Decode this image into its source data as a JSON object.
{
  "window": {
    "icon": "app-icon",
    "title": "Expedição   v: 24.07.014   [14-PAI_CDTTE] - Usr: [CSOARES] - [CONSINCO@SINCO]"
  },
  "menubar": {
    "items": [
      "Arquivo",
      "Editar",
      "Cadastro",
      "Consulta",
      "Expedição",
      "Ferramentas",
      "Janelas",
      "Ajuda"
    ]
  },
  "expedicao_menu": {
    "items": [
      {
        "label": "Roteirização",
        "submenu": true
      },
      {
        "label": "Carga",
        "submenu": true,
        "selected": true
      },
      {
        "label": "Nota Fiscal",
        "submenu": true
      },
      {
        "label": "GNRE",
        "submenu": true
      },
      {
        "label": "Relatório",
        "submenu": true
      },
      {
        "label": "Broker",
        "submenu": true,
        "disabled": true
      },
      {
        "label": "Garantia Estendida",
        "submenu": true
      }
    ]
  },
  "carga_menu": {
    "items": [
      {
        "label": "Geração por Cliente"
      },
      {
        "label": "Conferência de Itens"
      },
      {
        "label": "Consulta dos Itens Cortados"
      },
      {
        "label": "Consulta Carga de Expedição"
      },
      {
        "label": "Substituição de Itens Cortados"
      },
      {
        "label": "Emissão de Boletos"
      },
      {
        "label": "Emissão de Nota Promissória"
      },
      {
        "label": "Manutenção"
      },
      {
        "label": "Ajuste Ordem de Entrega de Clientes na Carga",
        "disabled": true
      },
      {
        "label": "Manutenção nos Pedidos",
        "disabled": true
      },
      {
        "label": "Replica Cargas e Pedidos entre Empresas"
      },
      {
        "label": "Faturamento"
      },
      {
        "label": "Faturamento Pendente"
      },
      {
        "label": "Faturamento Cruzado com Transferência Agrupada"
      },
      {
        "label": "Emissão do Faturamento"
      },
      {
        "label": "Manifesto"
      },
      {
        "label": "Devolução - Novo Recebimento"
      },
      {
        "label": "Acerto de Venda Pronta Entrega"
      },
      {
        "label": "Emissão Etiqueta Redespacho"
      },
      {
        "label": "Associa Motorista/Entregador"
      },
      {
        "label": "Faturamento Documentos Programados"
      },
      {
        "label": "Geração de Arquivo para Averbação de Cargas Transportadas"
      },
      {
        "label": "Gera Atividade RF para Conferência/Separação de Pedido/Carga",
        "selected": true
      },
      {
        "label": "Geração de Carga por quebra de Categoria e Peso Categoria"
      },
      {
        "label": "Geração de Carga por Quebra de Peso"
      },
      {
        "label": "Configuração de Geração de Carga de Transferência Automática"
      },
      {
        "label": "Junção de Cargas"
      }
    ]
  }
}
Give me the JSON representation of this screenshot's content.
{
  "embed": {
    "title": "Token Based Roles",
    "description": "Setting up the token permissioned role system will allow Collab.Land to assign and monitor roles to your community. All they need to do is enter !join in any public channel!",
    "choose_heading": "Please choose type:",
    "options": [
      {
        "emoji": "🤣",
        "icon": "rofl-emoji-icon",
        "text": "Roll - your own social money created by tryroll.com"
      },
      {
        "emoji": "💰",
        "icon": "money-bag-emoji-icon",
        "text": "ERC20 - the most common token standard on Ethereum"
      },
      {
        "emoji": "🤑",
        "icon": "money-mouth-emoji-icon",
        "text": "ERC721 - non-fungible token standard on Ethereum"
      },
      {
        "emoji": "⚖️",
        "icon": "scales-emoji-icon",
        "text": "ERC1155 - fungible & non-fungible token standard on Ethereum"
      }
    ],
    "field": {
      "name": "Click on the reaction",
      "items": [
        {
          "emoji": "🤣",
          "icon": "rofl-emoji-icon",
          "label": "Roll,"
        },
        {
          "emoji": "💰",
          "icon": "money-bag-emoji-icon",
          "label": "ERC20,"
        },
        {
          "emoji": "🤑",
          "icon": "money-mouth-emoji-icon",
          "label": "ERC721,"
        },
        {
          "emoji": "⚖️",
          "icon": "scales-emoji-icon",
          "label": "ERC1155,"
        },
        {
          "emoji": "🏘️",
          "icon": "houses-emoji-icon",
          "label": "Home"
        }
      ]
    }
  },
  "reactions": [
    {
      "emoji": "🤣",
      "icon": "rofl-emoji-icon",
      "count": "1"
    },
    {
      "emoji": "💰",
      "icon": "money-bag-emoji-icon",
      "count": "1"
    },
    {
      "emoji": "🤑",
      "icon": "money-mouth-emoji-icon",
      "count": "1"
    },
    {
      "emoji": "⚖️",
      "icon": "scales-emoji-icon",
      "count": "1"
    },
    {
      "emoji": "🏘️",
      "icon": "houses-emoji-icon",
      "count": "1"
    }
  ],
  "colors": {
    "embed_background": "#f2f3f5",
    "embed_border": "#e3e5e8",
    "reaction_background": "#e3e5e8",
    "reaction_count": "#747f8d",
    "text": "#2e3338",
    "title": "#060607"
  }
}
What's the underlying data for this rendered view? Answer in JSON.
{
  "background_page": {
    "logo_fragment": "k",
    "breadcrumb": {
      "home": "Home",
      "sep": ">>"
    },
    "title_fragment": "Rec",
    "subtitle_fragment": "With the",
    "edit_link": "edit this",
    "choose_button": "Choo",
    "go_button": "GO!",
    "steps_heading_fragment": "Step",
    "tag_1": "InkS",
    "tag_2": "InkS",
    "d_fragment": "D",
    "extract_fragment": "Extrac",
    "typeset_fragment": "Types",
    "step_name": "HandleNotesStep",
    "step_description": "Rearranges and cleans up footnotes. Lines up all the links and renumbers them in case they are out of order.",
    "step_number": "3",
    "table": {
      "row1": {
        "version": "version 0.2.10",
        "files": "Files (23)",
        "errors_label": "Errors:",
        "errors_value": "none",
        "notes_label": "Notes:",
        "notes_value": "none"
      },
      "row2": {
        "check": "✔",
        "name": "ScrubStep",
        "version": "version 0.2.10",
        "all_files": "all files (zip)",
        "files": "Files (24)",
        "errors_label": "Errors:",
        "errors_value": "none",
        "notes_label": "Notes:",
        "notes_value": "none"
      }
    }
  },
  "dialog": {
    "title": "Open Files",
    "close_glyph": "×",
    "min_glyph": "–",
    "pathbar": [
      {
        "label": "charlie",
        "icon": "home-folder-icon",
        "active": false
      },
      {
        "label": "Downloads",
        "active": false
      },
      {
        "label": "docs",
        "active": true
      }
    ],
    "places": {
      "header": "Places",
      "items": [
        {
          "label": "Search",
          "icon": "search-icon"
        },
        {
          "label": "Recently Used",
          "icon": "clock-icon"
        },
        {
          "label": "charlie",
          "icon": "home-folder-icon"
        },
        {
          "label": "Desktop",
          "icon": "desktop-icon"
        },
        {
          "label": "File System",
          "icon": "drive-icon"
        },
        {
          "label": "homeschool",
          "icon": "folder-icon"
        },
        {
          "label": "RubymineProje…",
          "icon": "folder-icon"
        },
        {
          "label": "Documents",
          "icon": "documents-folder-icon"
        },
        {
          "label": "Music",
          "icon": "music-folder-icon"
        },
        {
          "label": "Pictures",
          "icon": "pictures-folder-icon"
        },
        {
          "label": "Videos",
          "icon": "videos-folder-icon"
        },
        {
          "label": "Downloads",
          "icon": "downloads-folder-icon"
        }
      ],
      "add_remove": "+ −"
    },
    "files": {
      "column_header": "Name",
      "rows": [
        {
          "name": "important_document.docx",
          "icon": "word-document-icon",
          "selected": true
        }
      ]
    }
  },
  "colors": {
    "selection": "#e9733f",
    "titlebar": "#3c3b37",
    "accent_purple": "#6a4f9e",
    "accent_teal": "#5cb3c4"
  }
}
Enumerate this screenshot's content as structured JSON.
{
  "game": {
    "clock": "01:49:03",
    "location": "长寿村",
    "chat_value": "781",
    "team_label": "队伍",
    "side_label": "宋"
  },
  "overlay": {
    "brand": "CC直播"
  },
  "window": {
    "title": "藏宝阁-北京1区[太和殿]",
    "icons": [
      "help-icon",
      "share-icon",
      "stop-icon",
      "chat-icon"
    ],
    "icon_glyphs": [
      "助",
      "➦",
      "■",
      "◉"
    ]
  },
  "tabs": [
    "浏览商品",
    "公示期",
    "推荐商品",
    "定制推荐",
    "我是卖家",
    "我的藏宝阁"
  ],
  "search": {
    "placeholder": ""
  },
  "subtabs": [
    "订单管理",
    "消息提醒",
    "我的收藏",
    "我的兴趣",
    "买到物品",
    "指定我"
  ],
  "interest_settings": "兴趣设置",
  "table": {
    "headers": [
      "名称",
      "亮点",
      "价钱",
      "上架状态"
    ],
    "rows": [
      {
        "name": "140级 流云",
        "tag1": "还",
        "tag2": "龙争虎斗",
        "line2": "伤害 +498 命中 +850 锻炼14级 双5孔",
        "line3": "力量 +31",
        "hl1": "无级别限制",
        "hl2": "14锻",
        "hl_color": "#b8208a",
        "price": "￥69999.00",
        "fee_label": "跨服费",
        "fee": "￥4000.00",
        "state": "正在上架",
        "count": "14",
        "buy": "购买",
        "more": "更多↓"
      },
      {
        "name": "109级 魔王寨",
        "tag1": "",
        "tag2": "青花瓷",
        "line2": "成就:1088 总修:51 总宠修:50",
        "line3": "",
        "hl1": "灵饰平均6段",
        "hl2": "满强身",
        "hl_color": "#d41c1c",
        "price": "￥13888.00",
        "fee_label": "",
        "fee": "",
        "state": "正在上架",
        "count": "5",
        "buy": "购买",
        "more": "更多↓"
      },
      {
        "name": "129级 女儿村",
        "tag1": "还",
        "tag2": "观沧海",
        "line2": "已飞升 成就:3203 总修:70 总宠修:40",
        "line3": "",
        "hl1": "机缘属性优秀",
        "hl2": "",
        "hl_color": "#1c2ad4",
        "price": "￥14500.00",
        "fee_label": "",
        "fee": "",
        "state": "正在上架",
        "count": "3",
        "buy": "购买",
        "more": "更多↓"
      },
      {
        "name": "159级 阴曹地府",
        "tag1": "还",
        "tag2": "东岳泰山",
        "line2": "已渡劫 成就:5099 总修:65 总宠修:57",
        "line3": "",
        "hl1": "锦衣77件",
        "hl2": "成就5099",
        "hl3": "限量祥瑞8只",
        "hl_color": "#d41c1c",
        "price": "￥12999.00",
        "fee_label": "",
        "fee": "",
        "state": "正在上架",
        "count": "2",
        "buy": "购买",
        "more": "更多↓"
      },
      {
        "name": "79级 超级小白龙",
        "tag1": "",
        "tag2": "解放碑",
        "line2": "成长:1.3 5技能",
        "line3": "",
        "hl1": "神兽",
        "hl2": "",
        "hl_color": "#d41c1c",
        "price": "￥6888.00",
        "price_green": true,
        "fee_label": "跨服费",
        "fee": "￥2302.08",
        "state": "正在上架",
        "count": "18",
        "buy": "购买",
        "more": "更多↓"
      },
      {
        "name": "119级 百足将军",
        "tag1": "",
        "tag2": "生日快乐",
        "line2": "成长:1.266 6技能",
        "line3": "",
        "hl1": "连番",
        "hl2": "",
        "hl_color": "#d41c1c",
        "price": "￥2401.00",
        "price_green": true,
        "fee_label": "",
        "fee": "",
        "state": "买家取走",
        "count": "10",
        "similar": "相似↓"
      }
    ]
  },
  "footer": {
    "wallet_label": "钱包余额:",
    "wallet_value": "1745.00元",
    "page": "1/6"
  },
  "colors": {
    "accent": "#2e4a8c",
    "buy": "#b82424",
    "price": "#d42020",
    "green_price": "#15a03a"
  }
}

§ Instructions for the task
How many lines of the listing above include the word "rofl"? State the number and nothing else.

§ Expected output
3